■ **Stated goal**
Set down every line of the material below without changing anything.

Bounding box listings:
>>>>>

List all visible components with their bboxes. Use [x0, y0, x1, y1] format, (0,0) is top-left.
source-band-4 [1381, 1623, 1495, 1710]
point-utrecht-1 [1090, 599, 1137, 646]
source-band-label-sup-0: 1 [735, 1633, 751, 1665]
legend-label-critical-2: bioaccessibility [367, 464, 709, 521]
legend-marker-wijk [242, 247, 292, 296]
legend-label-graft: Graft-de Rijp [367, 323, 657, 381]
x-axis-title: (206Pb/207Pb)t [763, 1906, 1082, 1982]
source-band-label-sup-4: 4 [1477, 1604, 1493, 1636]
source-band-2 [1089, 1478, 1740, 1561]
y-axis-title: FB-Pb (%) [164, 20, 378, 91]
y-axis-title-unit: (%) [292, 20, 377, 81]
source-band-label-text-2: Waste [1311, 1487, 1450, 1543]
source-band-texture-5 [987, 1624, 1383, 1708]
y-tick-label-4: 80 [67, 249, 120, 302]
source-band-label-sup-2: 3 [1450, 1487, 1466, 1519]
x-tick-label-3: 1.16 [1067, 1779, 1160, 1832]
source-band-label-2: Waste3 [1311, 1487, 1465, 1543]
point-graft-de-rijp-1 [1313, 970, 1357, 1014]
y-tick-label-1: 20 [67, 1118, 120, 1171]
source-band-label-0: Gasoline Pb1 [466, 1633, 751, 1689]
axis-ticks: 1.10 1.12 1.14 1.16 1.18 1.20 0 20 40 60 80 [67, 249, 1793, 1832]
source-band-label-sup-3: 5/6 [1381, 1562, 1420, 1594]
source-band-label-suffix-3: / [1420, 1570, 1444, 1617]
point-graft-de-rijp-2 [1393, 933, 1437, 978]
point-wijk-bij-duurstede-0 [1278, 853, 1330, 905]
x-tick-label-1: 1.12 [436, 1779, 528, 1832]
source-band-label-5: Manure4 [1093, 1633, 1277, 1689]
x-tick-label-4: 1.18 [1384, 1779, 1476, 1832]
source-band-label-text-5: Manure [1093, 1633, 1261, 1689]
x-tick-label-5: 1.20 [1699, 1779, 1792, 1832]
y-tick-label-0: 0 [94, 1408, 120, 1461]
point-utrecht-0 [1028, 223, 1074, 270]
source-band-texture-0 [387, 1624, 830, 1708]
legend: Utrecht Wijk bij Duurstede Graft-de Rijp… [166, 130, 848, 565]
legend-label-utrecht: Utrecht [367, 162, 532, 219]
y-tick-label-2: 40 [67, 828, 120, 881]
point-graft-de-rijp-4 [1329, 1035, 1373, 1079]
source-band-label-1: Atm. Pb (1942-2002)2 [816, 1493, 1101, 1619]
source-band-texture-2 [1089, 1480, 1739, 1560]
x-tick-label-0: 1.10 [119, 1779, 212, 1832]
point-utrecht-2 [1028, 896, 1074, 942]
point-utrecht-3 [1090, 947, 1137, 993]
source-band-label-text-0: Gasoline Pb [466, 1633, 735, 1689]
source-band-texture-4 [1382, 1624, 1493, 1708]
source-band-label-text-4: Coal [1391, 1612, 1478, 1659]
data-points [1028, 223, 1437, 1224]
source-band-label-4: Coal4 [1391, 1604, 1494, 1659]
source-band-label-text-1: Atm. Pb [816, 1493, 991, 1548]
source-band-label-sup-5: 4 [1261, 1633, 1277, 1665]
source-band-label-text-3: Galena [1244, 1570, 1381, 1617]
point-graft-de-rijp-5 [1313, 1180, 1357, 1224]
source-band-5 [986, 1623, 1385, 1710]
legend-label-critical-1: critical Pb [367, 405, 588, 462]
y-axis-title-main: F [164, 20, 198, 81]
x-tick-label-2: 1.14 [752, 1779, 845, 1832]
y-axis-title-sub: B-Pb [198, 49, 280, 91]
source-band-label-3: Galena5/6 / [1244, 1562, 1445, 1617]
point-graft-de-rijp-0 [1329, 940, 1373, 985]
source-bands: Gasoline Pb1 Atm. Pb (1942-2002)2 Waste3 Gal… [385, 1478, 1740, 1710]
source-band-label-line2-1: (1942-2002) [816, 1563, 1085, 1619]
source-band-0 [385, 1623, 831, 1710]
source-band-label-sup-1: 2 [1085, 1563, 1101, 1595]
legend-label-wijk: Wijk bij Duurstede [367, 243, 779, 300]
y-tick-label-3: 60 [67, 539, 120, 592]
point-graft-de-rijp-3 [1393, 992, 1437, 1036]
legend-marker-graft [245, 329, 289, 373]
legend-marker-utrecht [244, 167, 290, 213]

<<<<<

■ **Solution**
List all visible components with their bboxes. Use [x0, y0, x1, y1] format, (0,0) is top-left.
source-band-4 [1381, 1623, 1495, 1710]
point-utrecht-1 [1090, 599, 1137, 646]
source-band-label-sup-0: 1 [735, 1633, 751, 1665]
legend-label-critical-2: bioaccessibility [367, 464, 709, 521]
legend-marker-wijk [242, 247, 292, 296]
legend-label-graft: Graft-de Rijp [367, 323, 657, 381]
x-axis-title: (206Pb/207Pb)t [763, 1906, 1082, 1982]
source-band-label-sup-4: 4 [1477, 1604, 1493, 1636]
source-band-2 [1089, 1478, 1740, 1561]
y-axis-title: FB-Pb (%) [164, 20, 378, 91]
y-axis-title-unit: (%) [292, 20, 377, 81]
source-band-label-text-2: Waste [1311, 1487, 1450, 1543]
source-band-texture-5 [987, 1624, 1383, 1708]
y-tick-label-4: 80 [67, 249, 120, 302]
source-band-label-sup-2: 3 [1450, 1487, 1466, 1519]
x-tick-label-3: 1.16 [1067, 1779, 1160, 1832]
source-band-label-2: Waste3 [1311, 1487, 1465, 1543]
point-graft-de-rijp-1 [1313, 970, 1357, 1014]
y-tick-label-1: 20 [67, 1118, 120, 1171]
source-band-label-0: Gasoline Pb1 [466, 1633, 751, 1689]
axis-ticks: 1.10 1.12 1.14 1.16 1.18 1.20 0 20 40 60 80 [67, 249, 1793, 1832]
source-band-label-sup-3: 5/6 [1381, 1562, 1420, 1594]
source-band-label-suffix-3: / [1420, 1570, 1444, 1617]
point-graft-de-rijp-2 [1393, 933, 1437, 978]
point-wijk-bij-duurstede-0 [1278, 853, 1330, 905]
x-tick-label-1: 1.12 [436, 1779, 528, 1832]
source-band-label-5: Manure4 [1093, 1633, 1277, 1689]
x-tick-label-4: 1.18 [1384, 1779, 1476, 1832]
source-band-label-text-5: Manure [1093, 1633, 1261, 1689]
x-tick-label-5: 1.20 [1699, 1779, 1792, 1832]
y-tick-label-0: 0 [94, 1408, 120, 1461]
point-utrecht-0 [1028, 223, 1074, 270]
source-band-texture-0 [387, 1624, 830, 1708]
legend: Utrecht Wijk bij Duurstede Graft-de Rijp… [166, 130, 848, 565]
legend-label-utrecht: Utrecht [367, 162, 532, 219]
y-tick-label-2: 40 [67, 828, 120, 881]
point-graft-de-rijp-4 [1329, 1035, 1373, 1079]
source-band-label-1: Atm. Pb (1942-2002)2 [816, 1493, 1101, 1619]
source-band-texture-2 [1089, 1480, 1739, 1560]
x-tick-label-0: 1.10 [119, 1779, 212, 1832]
point-utrecht-2 [1028, 896, 1074, 942]
point-utrecht-3 [1090, 947, 1137, 993]
source-band-label-text-0: Gasoline Pb [466, 1633, 735, 1689]
source-band-texture-4 [1382, 1624, 1493, 1708]
source-band-label-text-4: Coal [1391, 1612, 1478, 1659]
data-points [1028, 223, 1437, 1224]
source-band-label-4: Coal4 [1391, 1604, 1494, 1659]
source-band-label-text-1: Atm. Pb [816, 1493, 991, 1548]
source-band-label-sup-5: 4 [1261, 1633, 1277, 1665]
source-band-label-text-3: Galena [1244, 1570, 1381, 1617]
point-graft-de-rijp-5 [1313, 1180, 1357, 1224]
source-band-5 [986, 1623, 1385, 1710]
legend-label-critical-1: critical Pb [367, 405, 588, 462]
y-axis-title-main: F [164, 20, 198, 81]
x-tick-label-2: 1.14 [752, 1779, 845, 1832]
y-axis-title-sub: B-Pb [198, 49, 280, 91]
source-band-label-3: Galena5/6 / [1244, 1562, 1445, 1617]
point-graft-de-rijp-0 [1329, 940, 1373, 985]
source-bands: Gasoline Pb1 Atm. Pb (1942-2002)2 Waste3 Gal… [385, 1478, 1740, 1710]
source-band-label-line2-1: (1942-2002) [816, 1563, 1085, 1619]
source-band-0 [385, 1623, 831, 1710]
source-band-label-sup-1: 2 [1085, 1563, 1101, 1595]
legend-label-wijk: Wijk bij Duurstede [367, 243, 779, 300]
y-tick-label-3: 60 [67, 539, 120, 592]
point-graft-de-rijp-3 [1393, 992, 1437, 1036]
legend-marker-graft [245, 329, 289, 373]
legend-marker-utrecht [244, 167, 290, 213]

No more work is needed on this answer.